**Given request**
Show, in full, each line of the data that contains "FFAB".

A run of records:
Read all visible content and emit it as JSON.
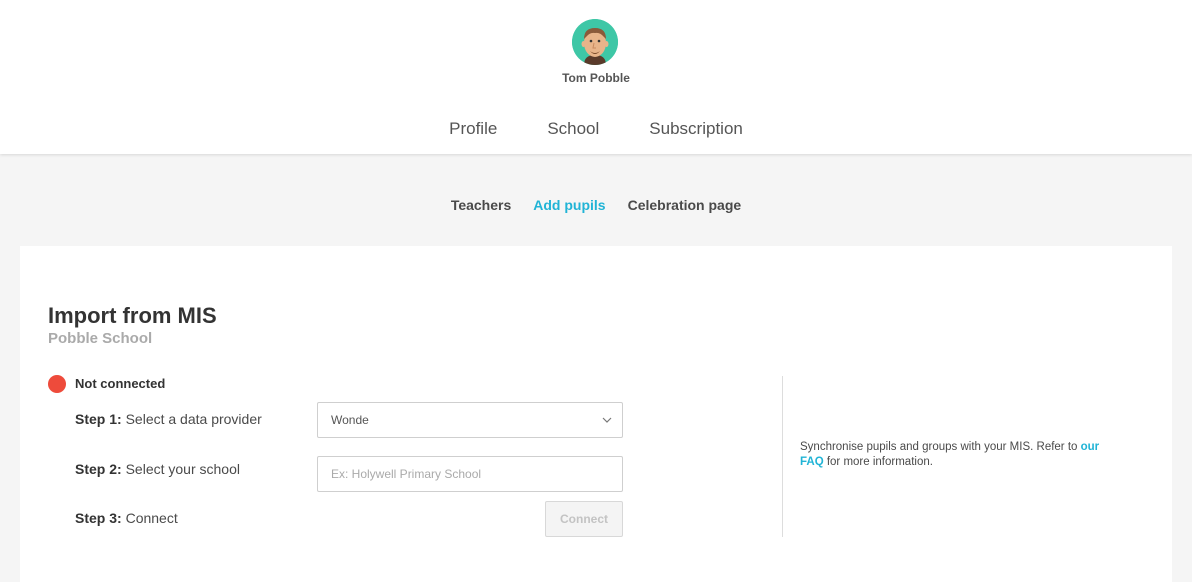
{
  "user": {
    "name": "Tom Pobble"
  },
  "main_nav": {
    "tabs": [
      {
        "label": "Profile"
      },
      {
        "label": "School"
      },
      {
        "label": "Subscription"
      }
    ]
  },
  "sub_nav": {
    "tabs": [
      {
        "label": "Teachers",
        "active": false
      },
      {
        "label": "Add pupils",
        "active": true
      },
      {
        "label": "Celebration page",
        "active": false
      }
    ]
  },
  "import": {
    "title": "Import from MIS",
    "school_name": "Pobble School",
    "status": "Not connected",
    "status_color": "#ee4b3b",
    "steps": [
      {
        "number": "Step 1:",
        "text": "Select a data provider"
      },
      {
        "number": "Step 2:",
        "text": "Select your school"
      },
      {
        "number": "Step 3:",
        "text": "Connect"
      }
    ],
    "provider_select": {
      "value": "Wonde",
      "icon": "chevron-down-icon"
    },
    "school_input": {
      "value": "",
      "placeholder": "Ex: Holywell Primary School"
    },
    "connect_label": "Connect",
    "info_text": "Synchronise pupils and groups with your MIS. Refer to",
    "info_link_1": "our",
    "info_link_2": "FAQ",
    "info_text_end": "for more information."
  },
  "colors": {
    "accent": "#21b4d6",
    "avatar_bg": "#3ec7a6"
  }
}
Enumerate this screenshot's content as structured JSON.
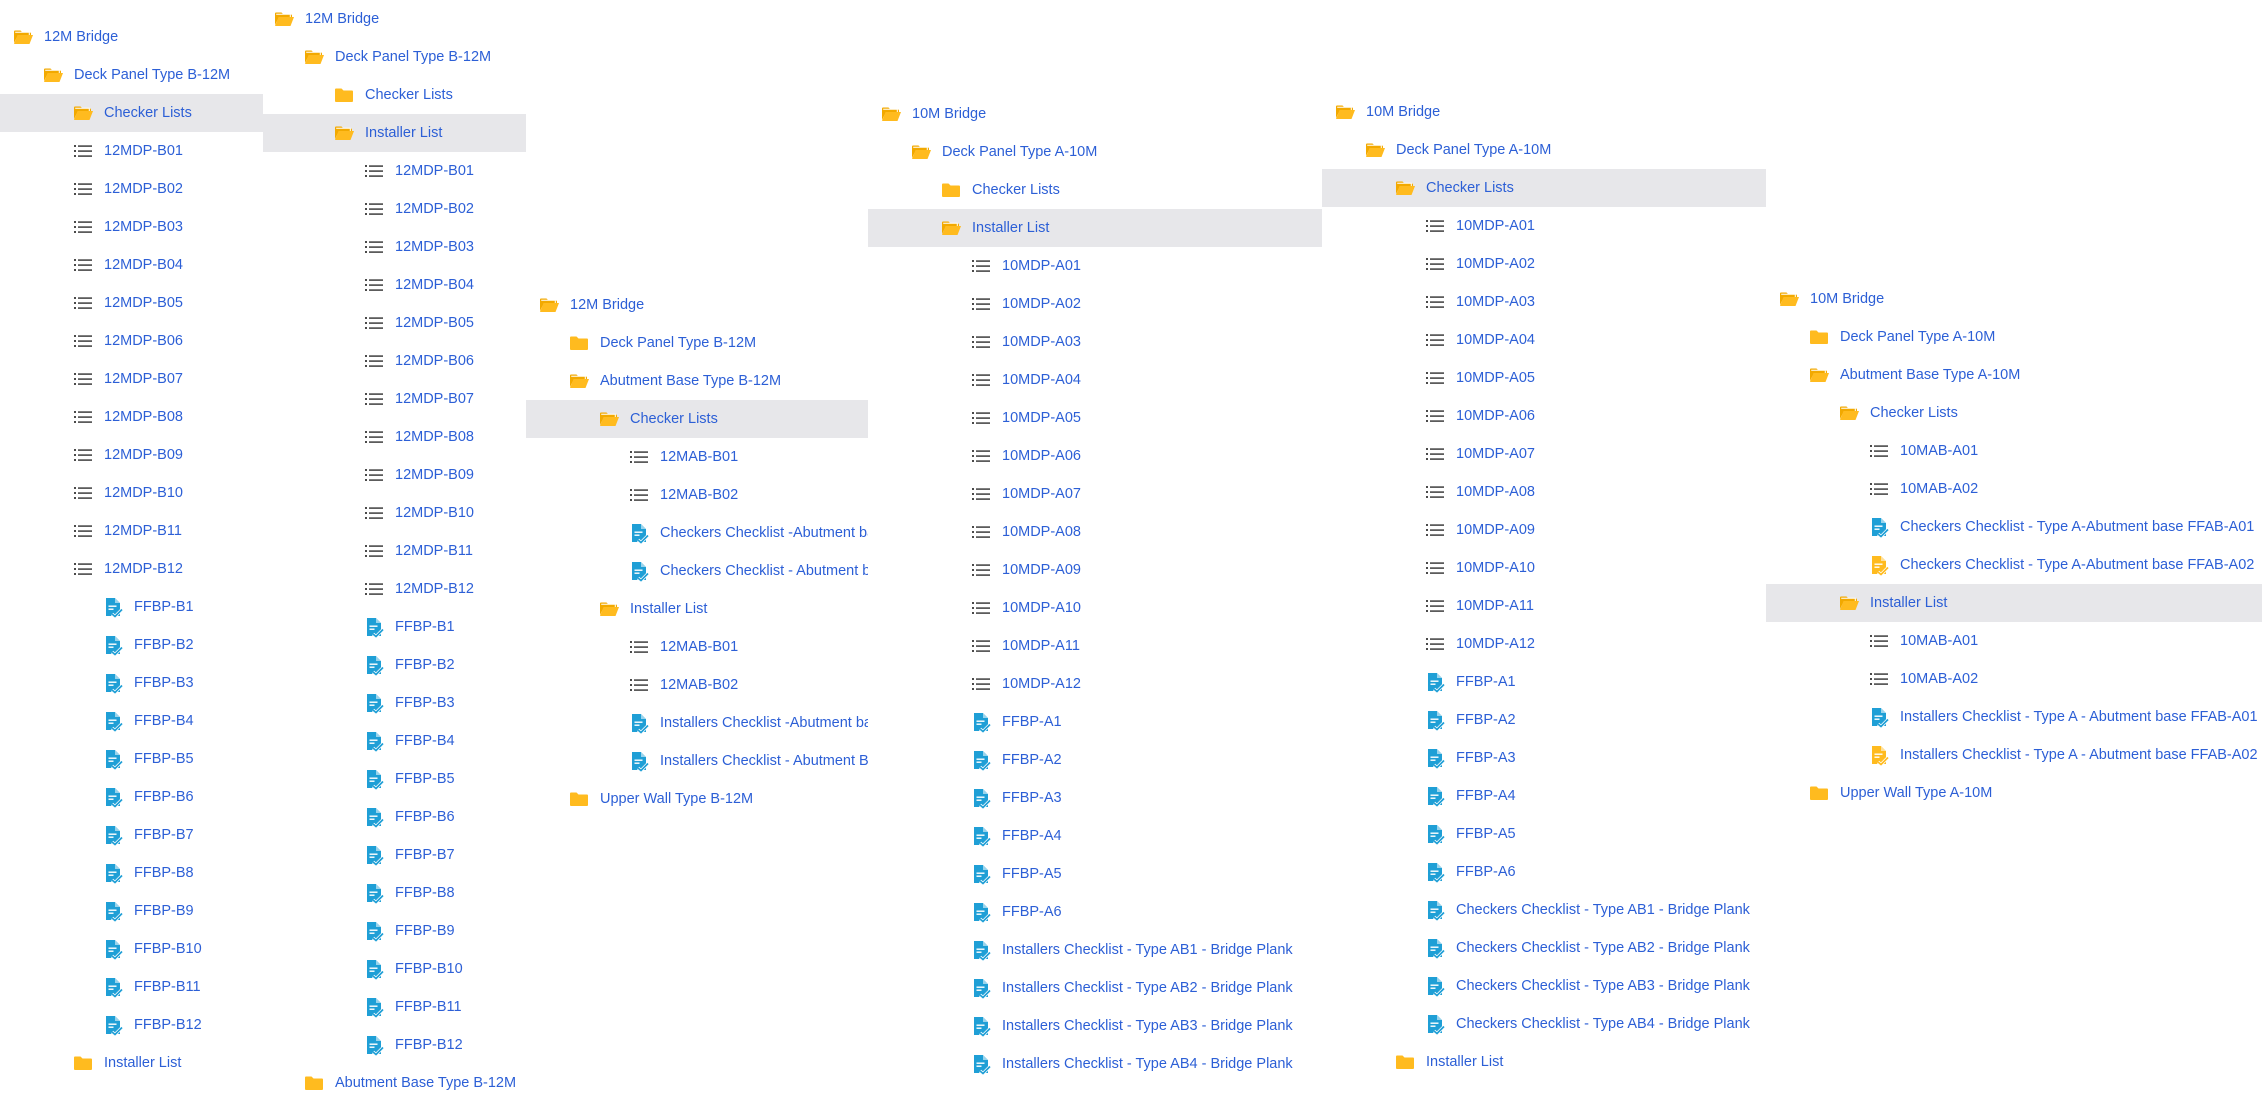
{
  "colors": {
    "link": "#2c5fd6",
    "folder": "#ffbb1f",
    "folder_dark": "#f2a900",
    "list_icon": "#4a4a4a",
    "doc_blue": "#1f9fd6",
    "doc_yellow": "#ffbb1f",
    "selected_bg": "#e7e7ea"
  },
  "panels": [
    {
      "id": "p1",
      "items": [
        {
          "label": "12M Bridge",
          "icon": "folder-open-icon"
        },
        {
          "label": "Deck Panel Type B-12M",
          "icon": "folder-open-icon"
        },
        {
          "label": "Checker Lists",
          "icon": "folder-open-icon",
          "selected": true
        },
        {
          "label": "12MDP-B01",
          "icon": "list-icon"
        },
        {
          "label": "12MDP-B02",
          "icon": "list-icon"
        },
        {
          "label": "12MDP-B03",
          "icon": "list-icon"
        },
        {
          "label": "12MDP-B04",
          "icon": "list-icon"
        },
        {
          "label": "12MDP-B05",
          "icon": "list-icon"
        },
        {
          "label": "12MDP-B06",
          "icon": "list-icon"
        },
        {
          "label": "12MDP-B07",
          "icon": "list-icon"
        },
        {
          "label": "12MDP-B08",
          "icon": "list-icon"
        },
        {
          "label": "12MDP-B09",
          "icon": "list-icon"
        },
        {
          "label": "12MDP-B10",
          "icon": "list-icon"
        },
        {
          "label": "12MDP-B11",
          "icon": "list-icon"
        },
        {
          "label": "12MDP-B12",
          "icon": "list-icon"
        },
        {
          "label": "FFBP-B1",
          "icon": "checklist-doc-icon"
        },
        {
          "label": "FFBP-B2",
          "icon": "checklist-doc-icon"
        },
        {
          "label": "FFBP-B3",
          "icon": "checklist-doc-icon"
        },
        {
          "label": "FFBP-B4",
          "icon": "checklist-doc-icon"
        },
        {
          "label": "FFBP-B5",
          "icon": "checklist-doc-icon"
        },
        {
          "label": "FFBP-B6",
          "icon": "checklist-doc-icon"
        },
        {
          "label": "FFBP-B7",
          "icon": "checklist-doc-icon"
        },
        {
          "label": "FFBP-B8",
          "icon": "checklist-doc-icon"
        },
        {
          "label": "FFBP-B9",
          "icon": "checklist-doc-icon"
        },
        {
          "label": "FFBP-B10",
          "icon": "checklist-doc-icon"
        },
        {
          "label": "FFBP-B11",
          "icon": "checklist-doc-icon"
        },
        {
          "label": "FFBP-B12",
          "icon": "checklist-doc-icon"
        },
        {
          "label": "Installer List",
          "icon": "folder-icon"
        }
      ]
    },
    {
      "id": "p2",
      "items": [
        {
          "label": "12M Bridge",
          "icon": "folder-open-icon"
        },
        {
          "label": "Deck Panel Type B-12M",
          "icon": "folder-open-icon"
        },
        {
          "label": "Checker Lists",
          "icon": "folder-icon"
        },
        {
          "label": "Installer List",
          "icon": "folder-open-icon",
          "selected": true
        },
        {
          "label": "12MDP-B01",
          "icon": "list-icon"
        },
        {
          "label": "12MDP-B02",
          "icon": "list-icon"
        },
        {
          "label": "12MDP-B03",
          "icon": "list-icon"
        },
        {
          "label": "12MDP-B04",
          "icon": "list-icon"
        },
        {
          "label": "12MDP-B05",
          "icon": "list-icon"
        },
        {
          "label": "12MDP-B06",
          "icon": "list-icon"
        },
        {
          "label": "12MDP-B07",
          "icon": "list-icon"
        },
        {
          "label": "12MDP-B08",
          "icon": "list-icon"
        },
        {
          "label": "12MDP-B09",
          "icon": "list-icon"
        },
        {
          "label": "12MDP-B10",
          "icon": "list-icon"
        },
        {
          "label": "12MDP-B11",
          "icon": "list-icon"
        },
        {
          "label": "12MDP-B12",
          "icon": "list-icon"
        },
        {
          "label": "FFBP-B1",
          "icon": "checklist-doc-icon"
        },
        {
          "label": "FFBP-B2",
          "icon": "checklist-doc-icon"
        },
        {
          "label": "FFBP-B3",
          "icon": "checklist-doc-icon"
        },
        {
          "label": "FFBP-B4",
          "icon": "checklist-doc-icon"
        },
        {
          "label": "FFBP-B5",
          "icon": "checklist-doc-icon"
        },
        {
          "label": "FFBP-B6",
          "icon": "checklist-doc-icon"
        },
        {
          "label": "FFBP-B7",
          "icon": "checklist-doc-icon"
        },
        {
          "label": "FFBP-B8",
          "icon": "checklist-doc-icon"
        },
        {
          "label": "FFBP-B9",
          "icon": "checklist-doc-icon"
        },
        {
          "label": "FFBP-B10",
          "icon": "checklist-doc-icon"
        },
        {
          "label": "FFBP-B11",
          "icon": "checklist-doc-icon"
        },
        {
          "label": "FFBP-B12",
          "icon": "checklist-doc-icon"
        },
        {
          "label": "Abutment Base Type B-12M",
          "icon": "folder-icon"
        }
      ]
    },
    {
      "id": "p3",
      "items": [
        {
          "label": "12M Bridge",
          "icon": "folder-open-icon"
        },
        {
          "label": "Deck Panel Type B-12M",
          "icon": "folder-icon"
        },
        {
          "label": "Abutment Base Type B-12M",
          "icon": "folder-open-icon"
        },
        {
          "label": "Checker Lists",
          "icon": "folder-open-icon",
          "selected": true
        },
        {
          "label": "12MAB-B01",
          "icon": "list-icon"
        },
        {
          "label": "12MAB-B02",
          "icon": "list-icon"
        },
        {
          "label": "Checkers Checklist -Abutment bas",
          "icon": "checklist-doc-icon"
        },
        {
          "label": "Checkers Checklist - Abutment ba",
          "icon": "checklist-doc-icon"
        },
        {
          "label": "Installer List",
          "icon": "folder-open-icon"
        },
        {
          "label": "12MAB-B01",
          "icon": "list-icon"
        },
        {
          "label": "12MAB-B02",
          "icon": "list-icon"
        },
        {
          "label": "Installers Checklist -Abutment bas",
          "icon": "checklist-doc-icon"
        },
        {
          "label": "Installers Checklist - Abutment Ba",
          "icon": "checklist-doc-icon"
        },
        {
          "label": "Upper Wall Type B-12M",
          "icon": "folder-icon"
        }
      ]
    },
    {
      "id": "p4",
      "items": [
        {
          "label": "10M Bridge",
          "icon": "folder-open-icon"
        },
        {
          "label": "Deck Panel Type A-10M",
          "icon": "folder-open-icon"
        },
        {
          "label": "Checker Lists",
          "icon": "folder-icon"
        },
        {
          "label": "Installer List",
          "icon": "folder-open-icon",
          "selected": true
        },
        {
          "label": "10MDP-A01",
          "icon": "list-icon"
        },
        {
          "label": "10MDP-A02",
          "icon": "list-icon"
        },
        {
          "label": "10MDP-A03",
          "icon": "list-icon"
        },
        {
          "label": "10MDP-A04",
          "icon": "list-icon"
        },
        {
          "label": "10MDP-A05",
          "icon": "list-icon"
        },
        {
          "label": "10MDP-A06",
          "icon": "list-icon"
        },
        {
          "label": "10MDP-A07",
          "icon": "list-icon"
        },
        {
          "label": "10MDP-A08",
          "icon": "list-icon"
        },
        {
          "label": "10MDP-A09",
          "icon": "list-icon"
        },
        {
          "label": "10MDP-A10",
          "icon": "list-icon"
        },
        {
          "label": "10MDP-A11",
          "icon": "list-icon"
        },
        {
          "label": "10MDP-A12",
          "icon": "list-icon"
        },
        {
          "label": "FFBP-A1",
          "icon": "checklist-doc-icon"
        },
        {
          "label": "FFBP-A2",
          "icon": "checklist-doc-icon"
        },
        {
          "label": "FFBP-A3",
          "icon": "checklist-doc-icon"
        },
        {
          "label": "FFBP-A4",
          "icon": "checklist-doc-icon"
        },
        {
          "label": "FFBP-A5",
          "icon": "checklist-doc-icon"
        },
        {
          "label": "FFBP-A6",
          "icon": "checklist-doc-icon"
        },
        {
          "label": "Installers Checklist - Type AB1 - Bridge Plank",
          "icon": "checklist-doc-icon"
        },
        {
          "label": "Installers Checklist - Type AB2 - Bridge Plank",
          "icon": "checklist-doc-icon"
        },
        {
          "label": "Installers Checklist - Type AB3 - Bridge Plank",
          "icon": "checklist-doc-icon"
        },
        {
          "label": "Installers Checklist - Type AB4 - Bridge Plank",
          "icon": "checklist-doc-icon"
        }
      ]
    },
    {
      "id": "p5",
      "items": [
        {
          "label": "10M Bridge",
          "icon": "folder-open-icon"
        },
        {
          "label": "Deck Panel Type A-10M",
          "icon": "folder-open-icon"
        },
        {
          "label": "Checker Lists",
          "icon": "folder-open-icon",
          "selected": true
        },
        {
          "label": "10MDP-A01",
          "icon": "list-icon"
        },
        {
          "label": "10MDP-A02",
          "icon": "list-icon"
        },
        {
          "label": "10MDP-A03",
          "icon": "list-icon"
        },
        {
          "label": "10MDP-A04",
          "icon": "list-icon"
        },
        {
          "label": "10MDP-A05",
          "icon": "list-icon"
        },
        {
          "label": "10MDP-A06",
          "icon": "list-icon"
        },
        {
          "label": "10MDP-A07",
          "icon": "list-icon"
        },
        {
          "label": "10MDP-A08",
          "icon": "list-icon"
        },
        {
          "label": "10MDP-A09",
          "icon": "list-icon"
        },
        {
          "label": "10MDP-A10",
          "icon": "list-icon"
        },
        {
          "label": "10MDP-A11",
          "icon": "list-icon"
        },
        {
          "label": "10MDP-A12",
          "icon": "list-icon"
        },
        {
          "label": "FFBP-A1",
          "icon": "checklist-doc-icon"
        },
        {
          "label": "FFBP-A2",
          "icon": "checklist-doc-icon"
        },
        {
          "label": "FFBP-A3",
          "icon": "checklist-doc-icon"
        },
        {
          "label": "FFBP-A4",
          "icon": "checklist-doc-icon"
        },
        {
          "label": "FFBP-A5",
          "icon": "checklist-doc-icon"
        },
        {
          "label": "FFBP-A6",
          "icon": "checklist-doc-icon"
        },
        {
          "label": "Checkers Checklist - Type AB1 - Bridge Plank",
          "icon": "checklist-doc-icon"
        },
        {
          "label": "Checkers Checklist - Type AB2 - Bridge Plank",
          "icon": "checklist-doc-icon"
        },
        {
          "label": "Checkers Checklist - Type AB3 - Bridge Plank",
          "icon": "checklist-doc-icon"
        },
        {
          "label": "Checkers Checklist - Type AB4 - Bridge Plank",
          "icon": "checklist-doc-icon"
        },
        {
          "label": "Installer List",
          "icon": "folder-icon"
        }
      ]
    },
    {
      "id": "p6",
      "items": [
        {
          "label": "10M Bridge",
          "icon": "folder-open-icon"
        },
        {
          "label": "Deck Panel Type A-10M",
          "icon": "folder-icon"
        },
        {
          "label": "Abutment Base Type A-10M",
          "icon": "folder-open-icon"
        },
        {
          "label": "Checker Lists",
          "icon": "folder-open-icon"
        },
        {
          "label": "10MAB-A01",
          "icon": "list-icon"
        },
        {
          "label": "10MAB-A02",
          "icon": "list-icon"
        },
        {
          "label": "Checkers Checklist - Type A-Abutment base FFAB-A01",
          "icon": "checklist-doc-icon"
        },
        {
          "label": "Checkers Checklist - Type A-Abutment base FFAB-A02",
          "icon": "checklist-doc-yellow-icon"
        },
        {
          "label": "Installer List",
          "icon": "folder-open-icon",
          "selected": true
        },
        {
          "label": "10MAB-A01",
          "icon": "list-icon"
        },
        {
          "label": "10MAB-A02",
          "icon": "list-icon"
        },
        {
          "label": "Installers Checklist - Type A - Abutment base FFAB-A01",
          "icon": "checklist-doc-icon"
        },
        {
          "label": "Installers Checklist - Type A - Abutment base FFAB-A02",
          "icon": "checklist-doc-yellow-icon"
        },
        {
          "label": "Upper Wall Type A-10M",
          "icon": "folder-icon"
        }
      ]
    }
  ]
}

**Expected answer**
          "label": "Checkers Checklist - Type A-Abutment base FFAB-A01",
          "label": "Checkers Checklist - Type A-Abutment base FFAB-A02",
          "label": "Installers Checklist - Type A - Abutment base FFAB-A01",
          "label": "Installers Checklist - Type A - Abutment base FFAB-A02",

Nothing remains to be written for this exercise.